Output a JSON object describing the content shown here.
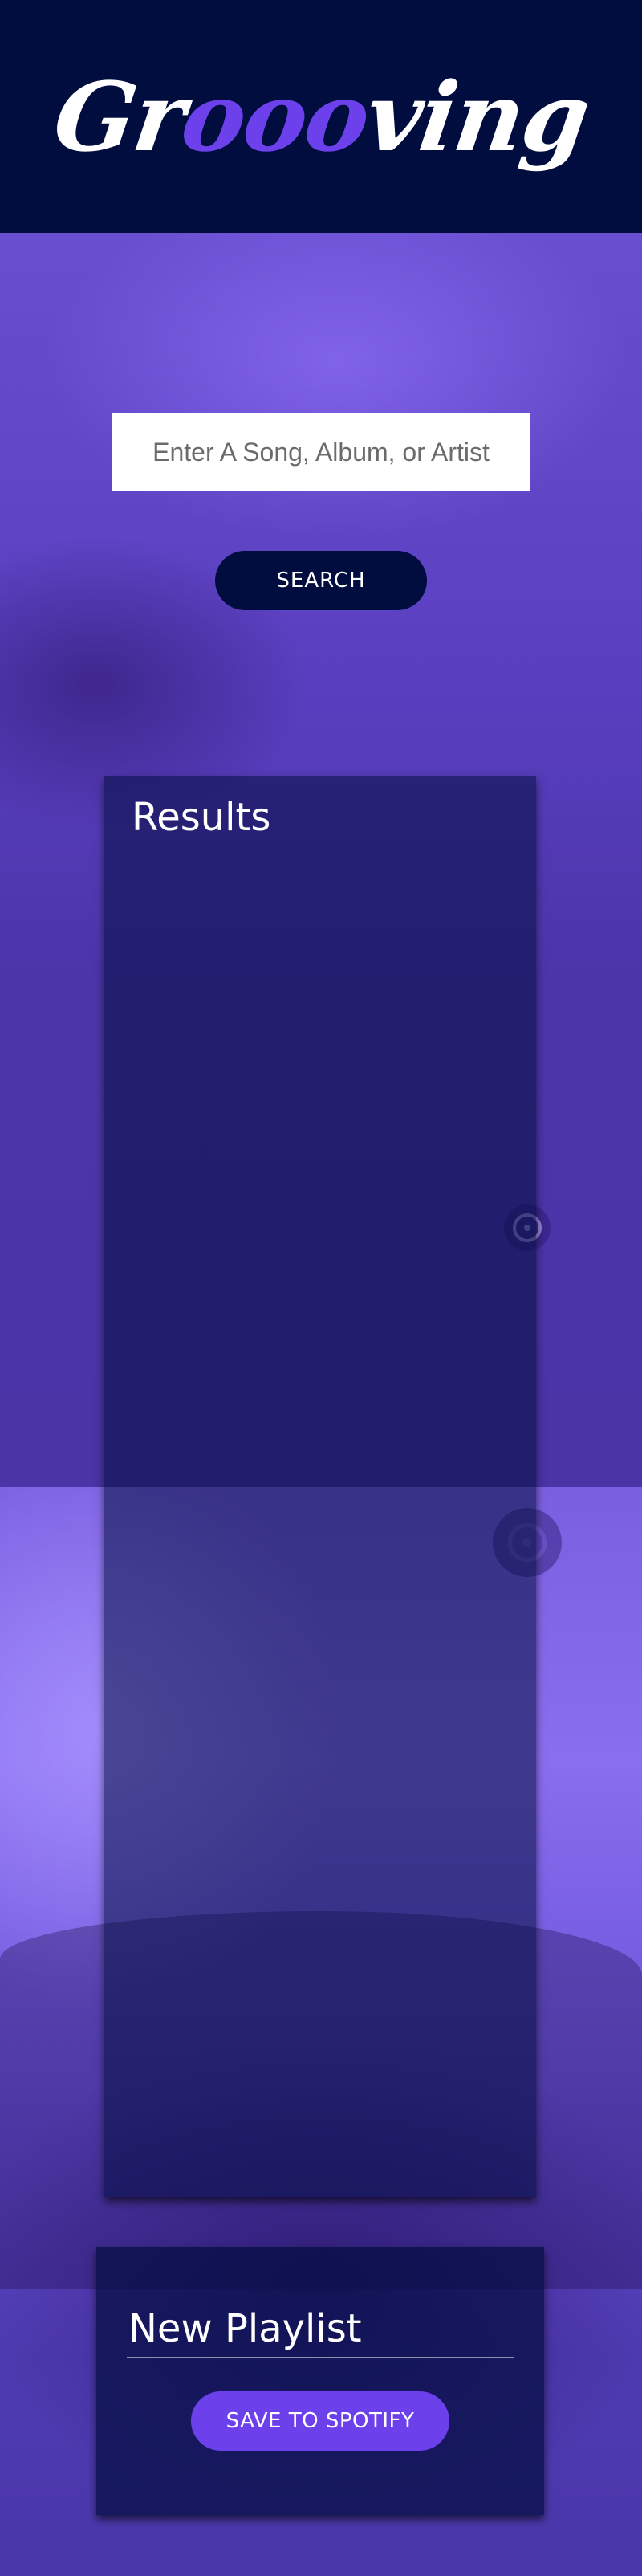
{
  "app": {
    "logo_part1": "Gr",
    "logo_accent": "ooo",
    "logo_part2": "ving"
  },
  "search": {
    "placeholder": "Enter A Song, Album, or Artist",
    "value": "",
    "button_label": "SEARCH"
  },
  "results": {
    "title": "Results",
    "tracks": []
  },
  "playlist": {
    "name": "New Playlist",
    "tracks": [],
    "save_label": "SAVE TO SPOTIFY"
  },
  "colors": {
    "header_bg": "#010c3f",
    "accent": "#6c41ec",
    "panel_bg": "#010c3f",
    "text": "#ffffff"
  },
  "icons": [
    "vinyl-record-icon"
  ]
}
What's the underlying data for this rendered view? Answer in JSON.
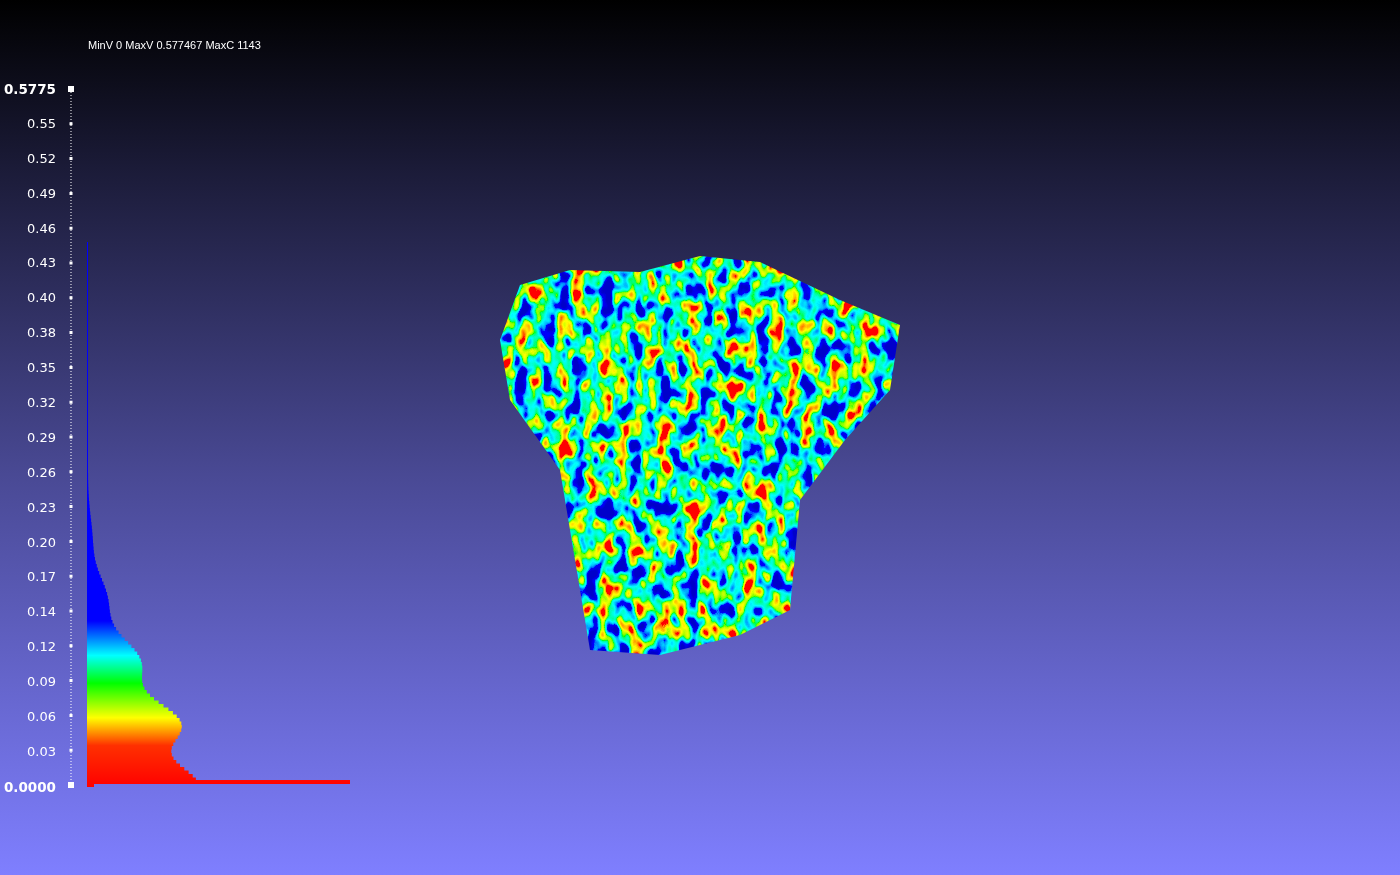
{
  "viewer": {
    "info": "MinV 0 MaxV 0.577467 MaxC 1143",
    "scale_labels": [
      "0.5775",
      "0.55",
      "0.52",
      "0.49",
      "0.46",
      "0.43",
      "0.40",
      "0.38",
      "0.35",
      "0.32",
      "0.29",
      "0.26",
      "0.23",
      "0.20",
      "0.17",
      "0.14",
      "0.12",
      "0.09",
      "0.06",
      "0.03",
      "0.0000"
    ]
  }
}
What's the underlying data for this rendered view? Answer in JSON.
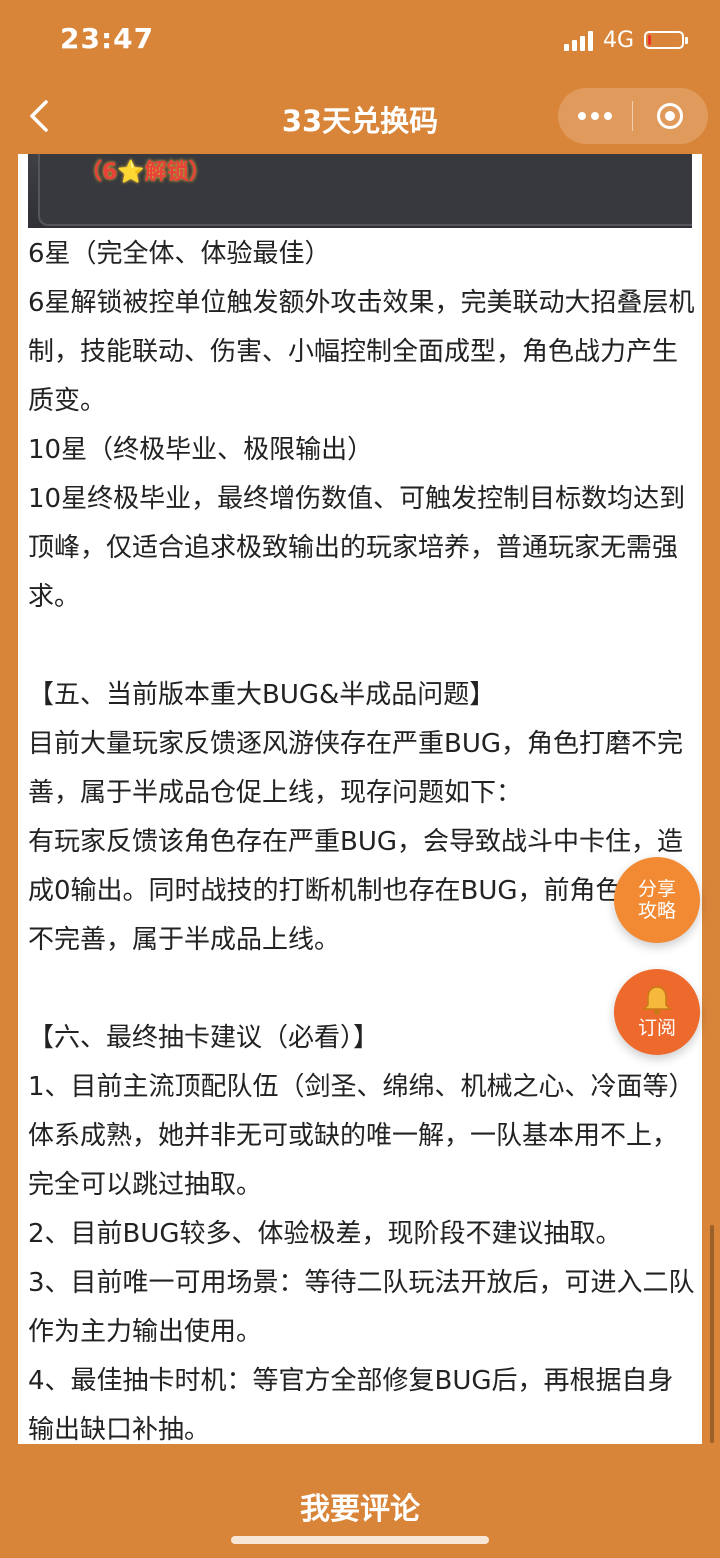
{
  "status_bar": {
    "time": "23:47",
    "network": "4G",
    "battery_level_fraction": 0.1
  },
  "nav": {
    "title": "33天兑换码",
    "back_icon": "chevron-left-icon",
    "more_icon": "more-dots-icon",
    "close_icon": "target-close-icon"
  },
  "article": {
    "image_caption": "（6⭐解锁）",
    "lines_1": [
      "6星（完全体、体验最佳）",
      "6星解锁被控单位触发额外攻击效果，完美联动大招叠层机制，技能联动、伤害、小幅控制全面成型，角色战力产生质变。",
      "10星（终极毕业、极限输出）",
      "10星终极毕业，最终增伤数值、可触发控制目标数均达到顶峰，仅适合追求极致输出的玩家培养，普通玩家无需强求。"
    ],
    "lines_2": [
      "【五、当前版本重大BUG&半成品问题】",
      "目前大量玩家反馈逐风游侠存在严重BUG，角色打磨不完善，属于半成品仓促上线，现存问题如下：",
      "有玩家反馈该角色存在严重BUG，会导致战斗中卡住，造成0输出。同时战技的打断机制也存在BUG，前角色打磨不完善，属于半成品上线。"
    ],
    "lines_3": [
      "【六、最终抽卡建议（必看）】",
      "1、目前主流顶配队伍（剑圣、绵绵、机械之心、冷面等）体系成熟，她并非无可或缺的唯一解，一队基本用不上，完全可以跳过抽取。",
      "2、目前BUG较多、体验极差，现阶段不建议抽取。",
      "3、目前唯一可用场景：等待二队玩法开放后，可进入二队作为主力输出使用。",
      "4、最佳抽卡时机：等官方全部修复BUG后，再根据自身输出缺口补抽。"
    ]
  },
  "floating": {
    "share_line1": "分享",
    "share_line2": "攻略",
    "subscribe_label": "订阅",
    "subscribe_icon": "bell-icon"
  },
  "bottom": {
    "comment_label": "我要评论"
  },
  "colors": {
    "brand": "#d98539",
    "fab": "#f28a34",
    "fab_subscribe": "#ed6a2c"
  }
}
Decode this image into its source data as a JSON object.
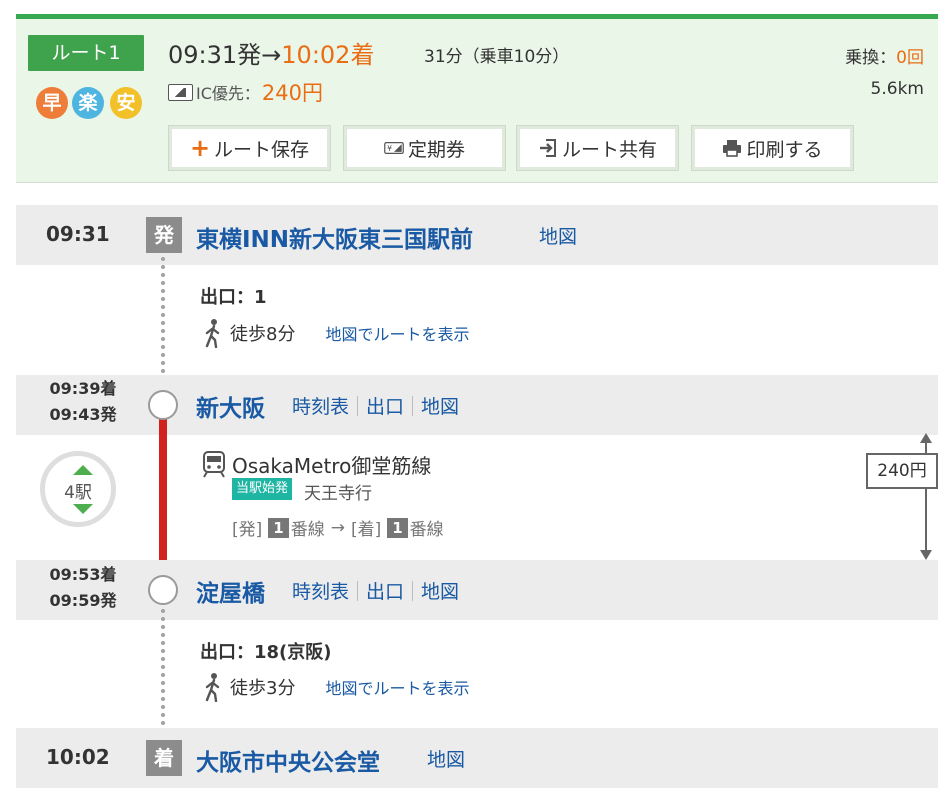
{
  "summary": {
    "route_label": "ルート1",
    "features": [
      "早",
      "楽",
      "安"
    ],
    "depart_time": "09:31発→",
    "arrive_time": "10:02着",
    "duration": "31分（乗車10分）",
    "fare_label": "IC優先：",
    "fare_amount": "240円",
    "transfer_label": "乗換：",
    "transfer_count": "0回",
    "distance": "5.6km",
    "buttons": {
      "save": "ルート保存",
      "pass": "定期券",
      "share": "ルート共有",
      "print": "印刷する"
    }
  },
  "segments": {
    "origin": {
      "time": "09:31",
      "mark": "発",
      "name": "東横INN新大阪東三国駅前",
      "map": "地図"
    },
    "walk1": {
      "exit": "出口：1",
      "walk": "徒歩8分",
      "link": "地図でルートを表示"
    },
    "shin_osaka": {
      "arr": "09:39着",
      "dep": "09:43発",
      "name": "新大阪",
      "timetable": "時刻表",
      "exit": "出口",
      "map": "地図"
    },
    "train": {
      "stops": "4駅",
      "line": "OsakaMetro御堂筋線",
      "badge": "当駅始発",
      "dest": "天王寺行",
      "dep_label": "[発]",
      "dep_track": "1",
      "track_unit": "番線",
      "arrow": "→",
      "arr_label": "[着]",
      "arr_track": "1",
      "fare": "240円"
    },
    "yodoyabashi": {
      "arr": "09:53着",
      "dep": "09:59発",
      "name": "淀屋橋",
      "timetable": "時刻表",
      "exit": "出口",
      "map": "地図"
    },
    "walk2": {
      "exit": "出口：18(京阪)",
      "walk": "徒歩3分",
      "link": "地図でルートを表示"
    },
    "destination": {
      "time": "10:02",
      "mark": "着",
      "name": "大阪市中央公会堂",
      "map": "地図"
    }
  },
  "colors": {
    "accent_green": "#3fa24c",
    "orange": "#ea6d13",
    "link_blue": "#1a5aa4",
    "line_red": "#d1231b",
    "badge_teal": "#1fb5a3"
  }
}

◆ DESCRIPTION OF THE TASK:
Pictures in the records must not appear in the copy; transcribe everything else precisely.

◆ TASK SOLUTION:
Output a JSON object describing the content shown here.
{
  "app": {
    "logo_part1": "Gr",
    "logo_accent": "ooo",
    "logo_part2": "ving"
  },
  "search": {
    "placeholder": "Enter A Song, Album, or Artist",
    "value": "",
    "button_label": "SEARCH"
  },
  "results": {
    "title": "Results",
    "tracks": []
  },
  "playlist": {
    "name": "New Playlist",
    "tracks": [],
    "save_label": "SAVE TO SPOTIFY"
  },
  "colors": {
    "header_bg": "#010c3f",
    "accent": "#6c41ec",
    "panel_bg": "#010c3f",
    "text": "#ffffff"
  },
  "icons": [
    "vinyl-record-icon"
  ]
}
What's the underlying data for this rendered view? Answer in JSON.
{
  "viewer": {
    "info": "MinV 0 MaxV 0.577467 MaxC 1143",
    "scale_labels": [
      "0.5775",
      "0.55",
      "0.52",
      "0.49",
      "0.46",
      "0.43",
      "0.40",
      "0.38",
      "0.35",
      "0.32",
      "0.29",
      "0.26",
      "0.23",
      "0.20",
      "0.17",
      "0.14",
      "0.12",
      "0.09",
      "0.06",
      "0.03",
      "0.0000"
    ]
  }
}
What's the underlying data for this rendered view? Answer in JSON.
{
  "status_bar": {
    "time": "23:47",
    "network": "4G",
    "battery_level_fraction": 0.1
  },
  "nav": {
    "title": "33天兑换码",
    "back_icon": "chevron-left-icon",
    "more_icon": "more-dots-icon",
    "close_icon": "target-close-icon"
  },
  "article": {
    "image_caption": "（6⭐解锁）",
    "lines_1": [
      "6星（完全体、体验最佳）",
      "6星解锁被控单位触发额外攻击效果，完美联动大招叠层机制，技能联动、伤害、小幅控制全面成型，角色战力产生质变。",
      "10星（终极毕业、极限输出）",
      "10星终极毕业，最终增伤数值、可触发控制目标数均达到顶峰，仅适合追求极致输出的玩家培养，普通玩家无需强求。"
    ],
    "lines_2": [
      "【五、当前版本重大BUG&半成品问题】",
      "目前大量玩家反馈逐风游侠存在严重BUG，角色打磨不完善，属于半成品仓促上线，现存问题如下：",
      "有玩家反馈该角色存在严重BUG，会导致战斗中卡住，造成0输出。同时战技的打断机制也存在BUG，前角色打磨不完善，属于半成品上线。"
    ],
    "lines_3": [
      "【六、最终抽卡建议（必看）】",
      "1、目前主流顶配队伍（剑圣、绵绵、机械之心、冷面等）体系成熟，她并非无可或缺的唯一解，一队基本用不上，完全可以跳过抽取。",
      "2、目前BUG较多、体验极差，现阶段不建议抽取。",
      "3、目前唯一可用场景：等待二队玩法开放后，可进入二队作为主力输出使用。",
      "4、最佳抽卡时机：等官方全部修复BUG后，再根据自身输出缺口补抽。"
    ]
  },
  "floating": {
    "share_line1": "分享",
    "share_line2": "攻略",
    "subscribe_label": "订阅",
    "subscribe_icon": "bell-icon"
  },
  "bottom": {
    "comment_label": "我要评论"
  },
  "colors": {
    "brand": "#d98539",
    "fab": "#f28a34",
    "fab_subscribe": "#ed6a2c"
  }
}
Decode this image into its source data as a JSON object.
{
  "summary": {
    "route_label": "ルート1",
    "features": [
      "早",
      "楽",
      "安"
    ],
    "depart_time": "09:31発→",
    "arrive_time": "10:02着",
    "duration": "31分（乗車10分）",
    "fare_label": "IC優先：",
    "fare_amount": "240円",
    "transfer_label": "乗換：",
    "transfer_count": "0回",
    "distance": "5.6km",
    "buttons": {
      "save": "ルート保存",
      "pass": "定期券",
      "share": "ルート共有",
      "print": "印刷する"
    }
  },
  "segments": {
    "origin": {
      "time": "09:31",
      "mark": "発",
      "name": "東横INN新大阪東三国駅前",
      "map": "地図"
    },
    "walk1": {
      "exit": "出口：1",
      "walk": "徒歩8分",
      "link": "地図でルートを表示"
    },
    "shin_osaka": {
      "arr": "09:39着",
      "dep": "09:43発",
      "name": "新大阪",
      "timetable": "時刻表",
      "exit": "出口",
      "map": "地図"
    },
    "train": {
      "stops": "4駅",
      "line": "OsakaMetro御堂筋線",
      "badge": "当駅始発",
      "dest": "天王寺行",
      "dep_label": "[発]",
      "dep_track": "1",
      "track_unit": "番線",
      "arrow": "→",
      "arr_label": "[着]",
      "arr_track": "1",
      "fare": "240円"
    },
    "yodoyabashi": {
      "arr": "09:53着",
      "dep": "09:59発",
      "name": "淀屋橋",
      "timetable": "時刻表",
      "exit": "出口",
      "map": "地図"
    },
    "walk2": {
      "exit": "出口：18(京阪)",
      "walk": "徒歩3分",
      "link": "地図でルートを表示"
    },
    "destination": {
      "time": "10:02",
      "mark": "着",
      "name": "大阪市中央公会堂",
      "map": "地図"
    }
  },
  "colors": {
    "accent_green": "#3fa24c",
    "orange": "#ea6d13",
    "link_blue": "#1a5aa4",
    "line_red": "#d1231b",
    "badge_teal": "#1fb5a3"
  }
}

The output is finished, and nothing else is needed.